* Problem to work on
Once the pictures are set aside, reproduce the entries below exactly.

* Data section
============

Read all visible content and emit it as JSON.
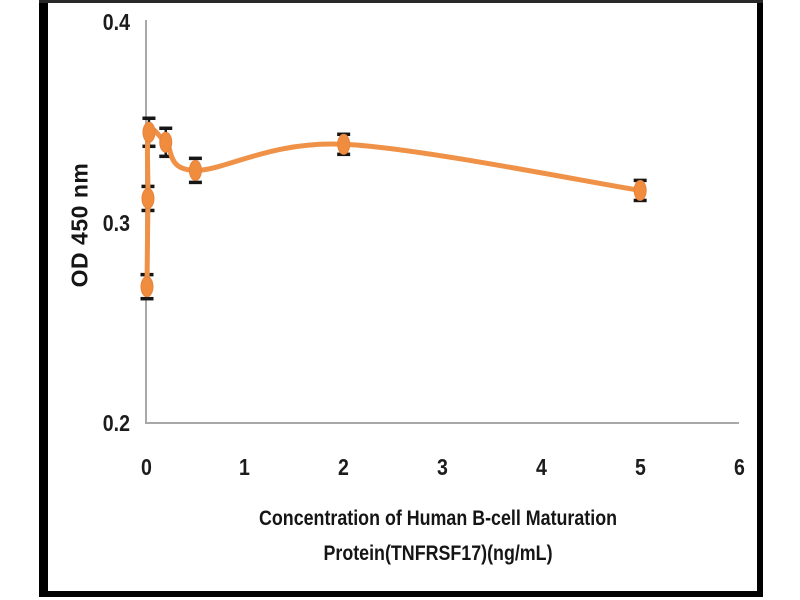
{
  "page": {
    "background": "#ffffff",
    "frame_color": "#000000"
  },
  "chart_data": {
    "type": "line",
    "title": "",
    "ylabel": "OD 450 nm",
    "xlabel_lines": [
      "Concentration of Human B-cell Maturation",
      "Protein(TNFRSF17)(ng/mL)"
    ],
    "xlim": [
      0,
      6
    ],
    "ylim": [
      0.2,
      0.4
    ],
    "grid": false,
    "legend": "none",
    "x_ticks": [
      {
        "value": 0,
        "label": "0"
      },
      {
        "value": 1,
        "label": "1"
      },
      {
        "value": 2,
        "label": "2"
      },
      {
        "value": 3,
        "label": "3"
      },
      {
        "value": 4,
        "label": "4"
      },
      {
        "value": 5,
        "label": "5"
      },
      {
        "value": 6,
        "label": "6"
      }
    ],
    "y_ticks": [
      {
        "value": 0.4,
        "label": "0.4"
      },
      {
        "value": 0.3,
        "label": "0.3"
      },
      {
        "value": 0.2,
        "label": "0.2"
      }
    ],
    "series": [
      {
        "name": "OD 450 nm",
        "x": [
          0.01,
          0.02,
          0.03,
          0.2,
          0.5,
          2,
          5
        ],
        "y": [
          0.268,
          0.312,
          0.345,
          0.34,
          0.326,
          0.339,
          0.316
        ],
        "yerr": [
          0.006,
          0.006,
          0.007,
          0.007,
          0.006,
          0.005,
          0.005
        ],
        "smooth": true,
        "marker": "ellipse"
      }
    ],
    "colors": {
      "line": "#EF9247",
      "marker_fill": "#F08C3E",
      "marker_stroke": "#E8823A",
      "error_bar": "#161616",
      "axis": "#A8A8A8",
      "tick_text": "#1c1c1c"
    }
  }
}
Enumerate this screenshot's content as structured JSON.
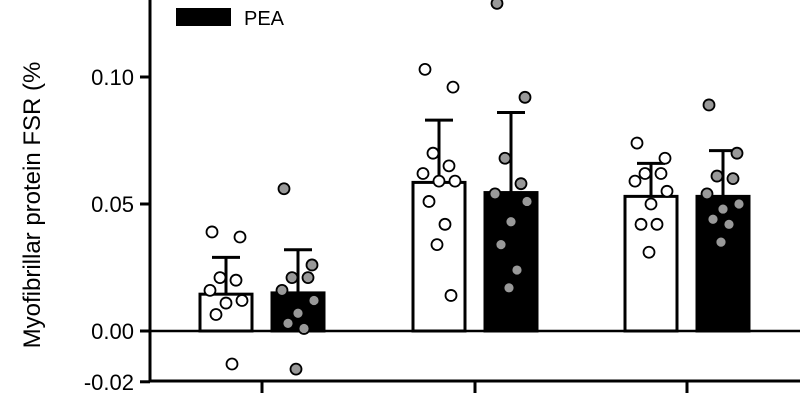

============

* The completed task
Read all visible content and emit it as JSON.
{
  "page": {
    "background": "#ffffff",
    "frame_color": "#000000"
  },
  "chart_data": {
    "type": "line",
    "title": "",
    "ylabel": "OD 450 nm",
    "xlabel_lines": [
      "Concentration of Human B-cell Maturation",
      "Protein(TNFRSF17)(ng/mL)"
    ],
    "xlim": [
      0,
      6
    ],
    "ylim": [
      0.2,
      0.4
    ],
    "grid": false,
    "legend": "none",
    "x_ticks": [
      {
        "value": 0,
        "label": "0"
      },
      {
        "value": 1,
        "label": "1"
      },
      {
        "value": 2,
        "label": "2"
      },
      {
        "value": 3,
        "label": "3"
      },
      {
        "value": 4,
        "label": "4"
      },
      {
        "value": 5,
        "label": "5"
      },
      {
        "value": 6,
        "label": "6"
      }
    ],
    "y_ticks": [
      {
        "value": 0.4,
        "label": "0.4"
      },
      {
        "value": 0.3,
        "label": "0.3"
      },
      {
        "value": 0.2,
        "label": "0.2"
      }
    ],
    "series": [
      {
        "name": "OD 450 nm",
        "x": [
          0.01,
          0.02,
          0.03,
          0.2,
          0.5,
          2,
          5
        ],
        "y": [
          0.268,
          0.312,
          0.345,
          0.34,
          0.326,
          0.339,
          0.316
        ],
        "yerr": [
          0.006,
          0.006,
          0.007,
          0.007,
          0.006,
          0.005,
          0.005
        ],
        "smooth": true,
        "marker": "ellipse"
      }
    ],
    "colors": {
      "line": "#EF9247",
      "marker_fill": "#F08C3E",
      "marker_stroke": "#E8823A",
      "error_bar": "#161616",
      "axis": "#A8A8A8",
      "tick_text": "#1c1c1c"
    }
  }
}
Enumerate this screenshot's content as structured JSON.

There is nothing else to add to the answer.